— start —

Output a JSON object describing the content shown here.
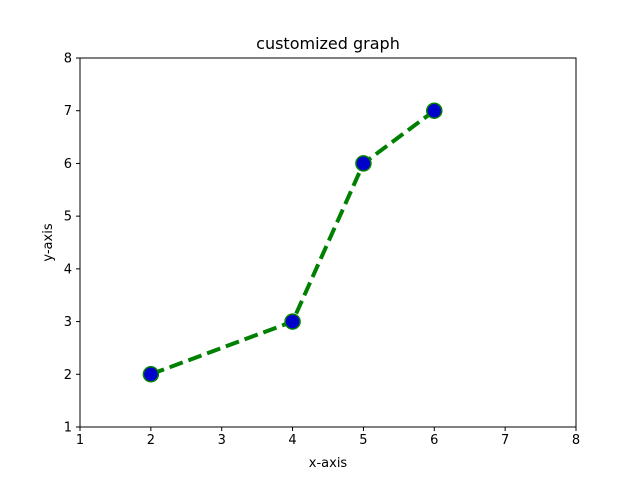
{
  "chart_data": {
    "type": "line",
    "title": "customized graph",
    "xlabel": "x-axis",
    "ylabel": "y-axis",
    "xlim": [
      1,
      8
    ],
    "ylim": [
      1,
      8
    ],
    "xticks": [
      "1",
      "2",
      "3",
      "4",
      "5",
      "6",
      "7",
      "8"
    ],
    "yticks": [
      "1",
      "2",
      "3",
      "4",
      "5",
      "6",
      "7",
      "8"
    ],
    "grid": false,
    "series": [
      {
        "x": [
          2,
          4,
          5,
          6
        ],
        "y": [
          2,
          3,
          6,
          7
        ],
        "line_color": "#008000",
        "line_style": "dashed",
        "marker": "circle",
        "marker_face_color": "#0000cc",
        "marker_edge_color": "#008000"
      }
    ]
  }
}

— end —

Exercise goal ▸ Omit each picture, then return all of the listing exactly as it stands.

Answer to the problem ▸
Output a JSON object describing the content shown here.
{
  "chart_data": {
    "type": "line",
    "title": "customized graph",
    "xlabel": "x-axis",
    "ylabel": "y-axis",
    "xlim": [
      1,
      8
    ],
    "ylim": [
      1,
      8
    ],
    "xticks": [
      "1",
      "2",
      "3",
      "4",
      "5",
      "6",
      "7",
      "8"
    ],
    "yticks": [
      "1",
      "2",
      "3",
      "4",
      "5",
      "6",
      "7",
      "8"
    ],
    "grid": false,
    "series": [
      {
        "x": [
          2,
          4,
          5,
          6
        ],
        "y": [
          2,
          3,
          6,
          7
        ],
        "line_color": "#008000",
        "line_style": "dashed",
        "marker": "circle",
        "marker_face_color": "#0000cc",
        "marker_edge_color": "#008000"
      }
    ]
  }
}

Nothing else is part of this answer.